_Instructions for the task_
Filter the entries and keep only the lines where the string "Network" appears.

## BEGIN

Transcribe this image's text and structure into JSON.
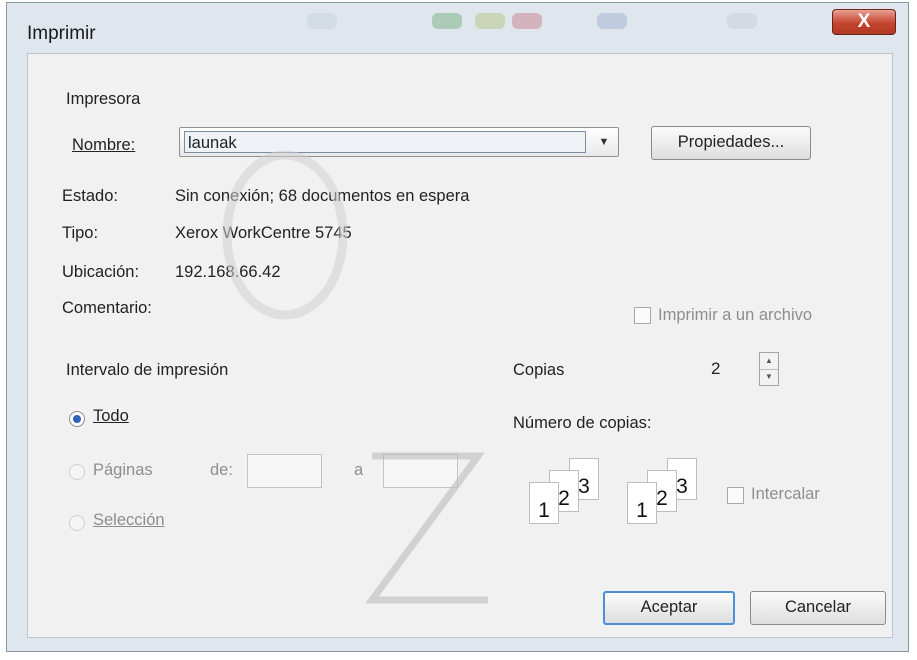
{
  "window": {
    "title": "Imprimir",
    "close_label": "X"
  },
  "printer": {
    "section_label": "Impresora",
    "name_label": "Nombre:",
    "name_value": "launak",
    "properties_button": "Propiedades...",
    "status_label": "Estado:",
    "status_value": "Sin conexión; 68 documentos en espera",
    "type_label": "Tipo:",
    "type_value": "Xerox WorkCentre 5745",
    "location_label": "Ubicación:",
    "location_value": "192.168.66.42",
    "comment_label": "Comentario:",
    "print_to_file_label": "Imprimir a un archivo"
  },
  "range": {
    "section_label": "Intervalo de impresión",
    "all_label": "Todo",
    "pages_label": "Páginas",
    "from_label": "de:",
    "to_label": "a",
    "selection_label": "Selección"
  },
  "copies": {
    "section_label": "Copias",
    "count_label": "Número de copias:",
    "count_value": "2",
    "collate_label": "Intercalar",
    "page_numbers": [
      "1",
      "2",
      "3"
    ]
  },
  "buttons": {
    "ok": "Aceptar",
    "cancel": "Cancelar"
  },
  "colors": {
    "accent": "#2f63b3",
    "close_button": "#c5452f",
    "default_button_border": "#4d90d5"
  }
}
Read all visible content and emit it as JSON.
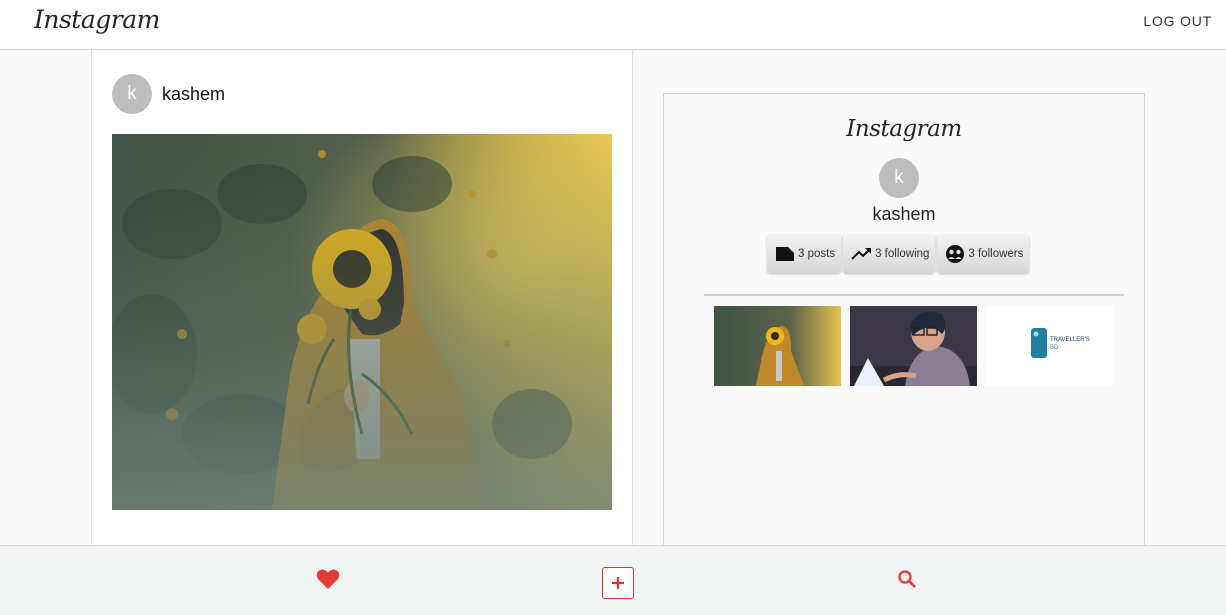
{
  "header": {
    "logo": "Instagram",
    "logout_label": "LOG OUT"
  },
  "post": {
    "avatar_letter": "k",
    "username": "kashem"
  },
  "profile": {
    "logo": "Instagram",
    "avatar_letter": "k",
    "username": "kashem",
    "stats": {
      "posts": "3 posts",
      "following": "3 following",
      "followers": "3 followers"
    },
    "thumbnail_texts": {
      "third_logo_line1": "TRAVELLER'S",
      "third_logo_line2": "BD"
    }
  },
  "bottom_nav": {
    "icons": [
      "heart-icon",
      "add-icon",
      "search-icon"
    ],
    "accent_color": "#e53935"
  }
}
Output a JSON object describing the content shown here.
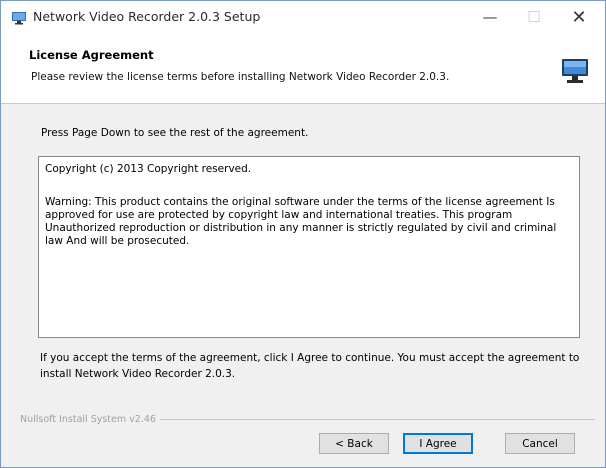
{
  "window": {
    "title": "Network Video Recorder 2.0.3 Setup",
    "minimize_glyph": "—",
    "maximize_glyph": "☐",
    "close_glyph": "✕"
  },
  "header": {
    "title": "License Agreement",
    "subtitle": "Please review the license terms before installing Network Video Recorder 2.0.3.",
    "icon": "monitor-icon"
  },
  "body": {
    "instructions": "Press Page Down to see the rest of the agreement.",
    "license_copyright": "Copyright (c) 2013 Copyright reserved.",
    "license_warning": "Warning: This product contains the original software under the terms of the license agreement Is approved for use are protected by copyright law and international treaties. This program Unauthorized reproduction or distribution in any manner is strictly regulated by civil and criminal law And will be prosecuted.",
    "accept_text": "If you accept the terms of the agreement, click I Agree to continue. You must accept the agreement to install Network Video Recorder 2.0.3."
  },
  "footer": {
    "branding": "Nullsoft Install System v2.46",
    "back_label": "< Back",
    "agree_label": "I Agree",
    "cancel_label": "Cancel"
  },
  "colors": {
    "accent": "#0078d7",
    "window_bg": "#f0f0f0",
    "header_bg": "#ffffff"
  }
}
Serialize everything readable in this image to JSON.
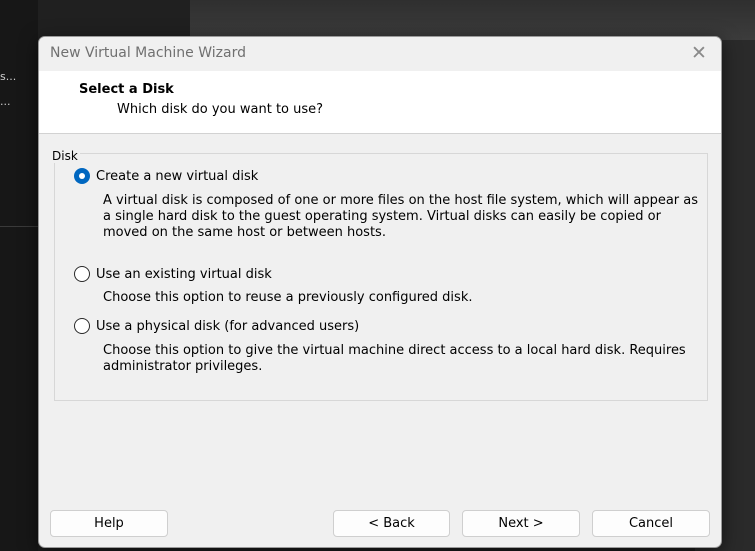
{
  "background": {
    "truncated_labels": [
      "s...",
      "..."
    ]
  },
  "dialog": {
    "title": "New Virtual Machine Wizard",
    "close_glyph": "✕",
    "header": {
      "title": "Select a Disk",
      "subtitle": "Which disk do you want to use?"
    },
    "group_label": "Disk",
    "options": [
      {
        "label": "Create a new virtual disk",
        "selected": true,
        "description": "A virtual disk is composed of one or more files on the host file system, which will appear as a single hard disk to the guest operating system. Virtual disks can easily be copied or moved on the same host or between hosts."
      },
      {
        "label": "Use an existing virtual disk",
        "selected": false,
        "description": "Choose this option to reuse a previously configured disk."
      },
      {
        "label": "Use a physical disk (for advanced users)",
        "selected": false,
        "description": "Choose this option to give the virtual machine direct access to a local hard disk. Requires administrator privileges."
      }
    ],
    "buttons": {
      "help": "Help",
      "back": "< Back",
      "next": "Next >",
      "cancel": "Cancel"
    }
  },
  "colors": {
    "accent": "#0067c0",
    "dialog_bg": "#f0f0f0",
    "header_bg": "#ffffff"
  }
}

## END

_Answer to this exercise_
    "title": "Network Video Recorder 2.0.3 Setup",
    "subtitle": "Please review the license terms before installing Network Video Recorder 2.0.3.",
    "accept_text": "If you accept the terms of the agreement, click I Agree to continue. You must accept the agreement to install Network Video Recorder 2.0.3."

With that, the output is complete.